**WHAT IS EXPECTED**
Put the part of the data that opens with its first line and closes with the line containing "bar-2019-08[interactable] (1304, 459, 1323, 671)" into a numbered list, leaving out any blank lines.

**DATASET ENTRIES**
★ ★ ★ ★ ★ ★ ★
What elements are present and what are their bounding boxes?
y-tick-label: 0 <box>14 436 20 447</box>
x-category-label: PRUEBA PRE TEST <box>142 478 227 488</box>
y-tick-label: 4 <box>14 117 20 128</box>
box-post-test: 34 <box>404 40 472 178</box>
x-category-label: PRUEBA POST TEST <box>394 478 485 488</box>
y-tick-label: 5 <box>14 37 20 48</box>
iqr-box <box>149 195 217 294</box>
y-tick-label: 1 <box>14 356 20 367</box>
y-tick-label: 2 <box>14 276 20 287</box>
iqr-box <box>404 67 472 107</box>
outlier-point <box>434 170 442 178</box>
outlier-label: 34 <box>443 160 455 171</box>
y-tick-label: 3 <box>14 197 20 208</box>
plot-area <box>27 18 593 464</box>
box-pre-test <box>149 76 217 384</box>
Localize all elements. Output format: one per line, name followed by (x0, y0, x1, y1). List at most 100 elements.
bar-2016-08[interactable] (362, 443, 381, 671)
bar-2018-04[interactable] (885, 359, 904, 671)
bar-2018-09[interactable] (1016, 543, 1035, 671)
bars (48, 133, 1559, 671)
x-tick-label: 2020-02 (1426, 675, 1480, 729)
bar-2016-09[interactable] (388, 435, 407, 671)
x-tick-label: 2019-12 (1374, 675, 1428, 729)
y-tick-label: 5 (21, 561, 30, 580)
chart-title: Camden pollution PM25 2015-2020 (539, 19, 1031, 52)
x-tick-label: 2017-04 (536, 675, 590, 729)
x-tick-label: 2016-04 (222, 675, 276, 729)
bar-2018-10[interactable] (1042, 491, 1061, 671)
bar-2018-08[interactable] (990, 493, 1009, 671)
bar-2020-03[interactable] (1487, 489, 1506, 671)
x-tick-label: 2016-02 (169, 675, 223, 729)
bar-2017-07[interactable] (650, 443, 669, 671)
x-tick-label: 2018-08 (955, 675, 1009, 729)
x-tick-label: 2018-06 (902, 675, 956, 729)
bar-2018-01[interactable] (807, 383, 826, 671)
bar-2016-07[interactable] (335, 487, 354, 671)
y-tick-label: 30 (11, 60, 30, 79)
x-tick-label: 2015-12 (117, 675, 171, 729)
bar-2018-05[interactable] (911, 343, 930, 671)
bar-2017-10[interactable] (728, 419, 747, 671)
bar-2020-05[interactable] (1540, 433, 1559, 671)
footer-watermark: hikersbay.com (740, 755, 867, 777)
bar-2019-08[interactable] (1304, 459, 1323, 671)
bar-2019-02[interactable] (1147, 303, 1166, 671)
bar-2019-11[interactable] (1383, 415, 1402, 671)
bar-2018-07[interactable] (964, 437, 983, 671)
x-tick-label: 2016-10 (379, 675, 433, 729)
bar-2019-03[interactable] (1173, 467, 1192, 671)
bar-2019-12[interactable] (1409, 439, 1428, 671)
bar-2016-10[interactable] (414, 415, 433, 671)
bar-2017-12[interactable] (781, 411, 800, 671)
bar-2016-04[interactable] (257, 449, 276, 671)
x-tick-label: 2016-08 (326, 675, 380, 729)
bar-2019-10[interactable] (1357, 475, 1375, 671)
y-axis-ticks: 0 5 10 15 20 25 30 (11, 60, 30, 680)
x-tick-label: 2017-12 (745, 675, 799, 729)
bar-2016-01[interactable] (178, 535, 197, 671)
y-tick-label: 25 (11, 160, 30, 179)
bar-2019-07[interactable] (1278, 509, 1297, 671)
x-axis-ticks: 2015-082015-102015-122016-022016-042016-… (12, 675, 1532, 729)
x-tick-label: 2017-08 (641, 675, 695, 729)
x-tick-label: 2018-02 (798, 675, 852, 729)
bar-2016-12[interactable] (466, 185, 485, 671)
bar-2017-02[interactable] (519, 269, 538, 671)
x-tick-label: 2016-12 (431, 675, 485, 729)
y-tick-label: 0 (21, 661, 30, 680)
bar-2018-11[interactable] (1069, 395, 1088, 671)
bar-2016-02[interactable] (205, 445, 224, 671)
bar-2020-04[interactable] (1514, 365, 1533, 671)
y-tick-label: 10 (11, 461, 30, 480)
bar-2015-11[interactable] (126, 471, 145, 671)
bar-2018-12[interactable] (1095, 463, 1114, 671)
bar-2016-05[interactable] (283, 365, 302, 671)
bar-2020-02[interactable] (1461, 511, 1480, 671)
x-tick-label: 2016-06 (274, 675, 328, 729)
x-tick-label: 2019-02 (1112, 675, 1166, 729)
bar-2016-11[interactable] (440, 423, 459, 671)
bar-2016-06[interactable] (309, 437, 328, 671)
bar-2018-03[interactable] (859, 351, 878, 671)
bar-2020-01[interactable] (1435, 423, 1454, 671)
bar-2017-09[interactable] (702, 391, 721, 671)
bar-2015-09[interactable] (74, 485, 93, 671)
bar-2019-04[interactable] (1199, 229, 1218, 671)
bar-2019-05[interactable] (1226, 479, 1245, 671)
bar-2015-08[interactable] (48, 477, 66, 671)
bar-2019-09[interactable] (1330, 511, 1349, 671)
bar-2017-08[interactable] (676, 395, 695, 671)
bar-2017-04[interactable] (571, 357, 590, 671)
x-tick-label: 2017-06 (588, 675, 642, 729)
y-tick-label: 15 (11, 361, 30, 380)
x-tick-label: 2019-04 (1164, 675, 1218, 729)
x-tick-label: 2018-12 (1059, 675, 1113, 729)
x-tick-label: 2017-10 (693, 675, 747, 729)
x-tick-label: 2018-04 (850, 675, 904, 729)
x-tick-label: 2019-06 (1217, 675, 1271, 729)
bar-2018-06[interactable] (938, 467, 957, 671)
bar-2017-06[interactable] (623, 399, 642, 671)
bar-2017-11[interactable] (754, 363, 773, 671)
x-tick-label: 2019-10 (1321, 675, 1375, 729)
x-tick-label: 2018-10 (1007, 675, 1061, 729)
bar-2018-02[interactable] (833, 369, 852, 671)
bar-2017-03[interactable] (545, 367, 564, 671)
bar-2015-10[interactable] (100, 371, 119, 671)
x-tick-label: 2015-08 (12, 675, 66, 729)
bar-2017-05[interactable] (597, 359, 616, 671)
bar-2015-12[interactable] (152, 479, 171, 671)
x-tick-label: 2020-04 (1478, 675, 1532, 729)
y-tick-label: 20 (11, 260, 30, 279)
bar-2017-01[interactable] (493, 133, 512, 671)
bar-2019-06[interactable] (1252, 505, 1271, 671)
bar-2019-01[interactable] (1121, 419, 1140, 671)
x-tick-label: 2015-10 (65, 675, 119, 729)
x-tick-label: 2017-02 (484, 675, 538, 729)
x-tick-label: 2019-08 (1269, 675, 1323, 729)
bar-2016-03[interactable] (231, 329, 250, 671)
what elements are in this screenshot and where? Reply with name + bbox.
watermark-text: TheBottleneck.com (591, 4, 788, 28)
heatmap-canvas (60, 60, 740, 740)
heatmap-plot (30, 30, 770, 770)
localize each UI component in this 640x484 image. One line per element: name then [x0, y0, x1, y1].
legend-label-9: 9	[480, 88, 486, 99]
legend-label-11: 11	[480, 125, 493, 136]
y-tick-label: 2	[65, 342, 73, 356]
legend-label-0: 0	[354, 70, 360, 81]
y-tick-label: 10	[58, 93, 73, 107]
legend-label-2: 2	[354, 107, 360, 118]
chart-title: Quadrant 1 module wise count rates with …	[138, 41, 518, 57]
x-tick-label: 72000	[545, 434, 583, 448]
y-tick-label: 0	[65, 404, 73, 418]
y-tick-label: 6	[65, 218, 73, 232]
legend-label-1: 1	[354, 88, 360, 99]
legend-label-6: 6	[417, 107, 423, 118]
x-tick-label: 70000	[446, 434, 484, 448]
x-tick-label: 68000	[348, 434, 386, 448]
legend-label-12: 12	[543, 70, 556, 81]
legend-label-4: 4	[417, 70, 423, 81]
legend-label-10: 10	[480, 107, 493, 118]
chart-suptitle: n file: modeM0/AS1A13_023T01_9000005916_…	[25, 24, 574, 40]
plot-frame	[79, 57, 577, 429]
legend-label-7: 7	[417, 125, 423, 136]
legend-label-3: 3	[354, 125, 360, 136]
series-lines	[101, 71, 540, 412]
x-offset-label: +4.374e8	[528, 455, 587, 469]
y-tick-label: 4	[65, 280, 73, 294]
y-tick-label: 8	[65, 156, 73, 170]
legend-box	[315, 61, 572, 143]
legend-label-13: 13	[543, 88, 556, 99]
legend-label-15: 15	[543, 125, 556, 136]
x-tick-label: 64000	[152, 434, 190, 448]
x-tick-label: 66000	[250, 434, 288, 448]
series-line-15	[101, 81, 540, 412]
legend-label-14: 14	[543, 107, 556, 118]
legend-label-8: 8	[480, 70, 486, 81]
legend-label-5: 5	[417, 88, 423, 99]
★ ★ ★ ★ ★ ★ ★
**WRITTEN REPLY**
1. What elements are present and what are their bounding boxes?
2. y-tick-label: 0 <box>14 436 20 447</box>
3. x-category-label: PRUEBA PRE TEST <box>142 478 227 488</box>
4. y-tick-label: 4 <box>14 117 20 128</box>
5. box-post-test: 34 <box>404 40 472 178</box>
6. x-category-label: PRUEBA POST TEST <box>394 478 485 488</box>
7. y-tick-label: 5 <box>14 37 20 48</box>
8. iqr-box <box>149 195 217 294</box>
9. y-tick-label: 1 <box>14 356 20 367</box>
10. y-tick-label: 2 <box>14 276 20 287</box>
11. iqr-box <box>404 67 472 107</box>
12. outlier-point <box>434 170 442 178</box>
13. outlier-label: 34 <box>443 160 455 171</box>
14. y-tick-label: 3 <box>14 197 20 208</box>
15. plot-area <box>27 18 593 464</box>
16. box-pre-test <box>149 76 217 384</box>
17. Localize all elements. Output format: one per line, name followed by (x0, y0, x1, y1). List at most 100 elements.
18. bar-2016-08[interactable] (362, 443, 381, 671)
19. bar-2018-04[interactable] (885, 359, 904, 671)
20. bar-2018-09[interactable] (1016, 543, 1035, 671)
21. bars (48, 133, 1559, 671)
22. x-tick-label: 2020-02 (1426, 675, 1480, 729)
23. bar-2016-09[interactable] (388, 435, 407, 671)
24. x-tick-label: 2019-12 (1374, 675, 1428, 729)
25. y-tick-label: 5 (21, 561, 30, 580)
26. chart-title: Camden pollution PM25 2015-2020 (539, 19, 1031, 52)
27. x-tick-label: 2017-04 (536, 675, 590, 729)
28. x-tick-label: 2016-04 (222, 675, 276, 729)
29. bar-2018-10[interactable] (1042, 491, 1061, 671)
30. bar-2018-08[interactable] (990, 493, 1009, 671)
31. bar-2020-03[interactable] (1487, 489, 1506, 671)
32. x-tick-label: 2016-02 (169, 675, 223, 729)
33. bar-2017-07[interactable] (650, 443, 669, 671)
34. x-tick-label: 2018-08 (955, 675, 1009, 729)
35. x-tick-label: 2018-06 (902, 675, 956, 729)
36. bar-2018-01[interactable] (807, 383, 826, 671)
37. bar-2016-07[interactable] (335, 487, 354, 671)
38. y-tick-label: 30 (11, 60, 30, 79)
39. x-tick-label: 2015-12 (117, 675, 171, 729)
40. bar-2018-05[interactable] (911, 343, 930, 671)
41. bar-2017-10[interactable] (728, 419, 747, 671)
42. bar-2020-05[interactable] (1540, 433, 1559, 671)
43. footer-watermark: hikersbay.com (740, 755, 867, 777)
44. bar-2019-08[interactable] (1304, 459, 1323, 671)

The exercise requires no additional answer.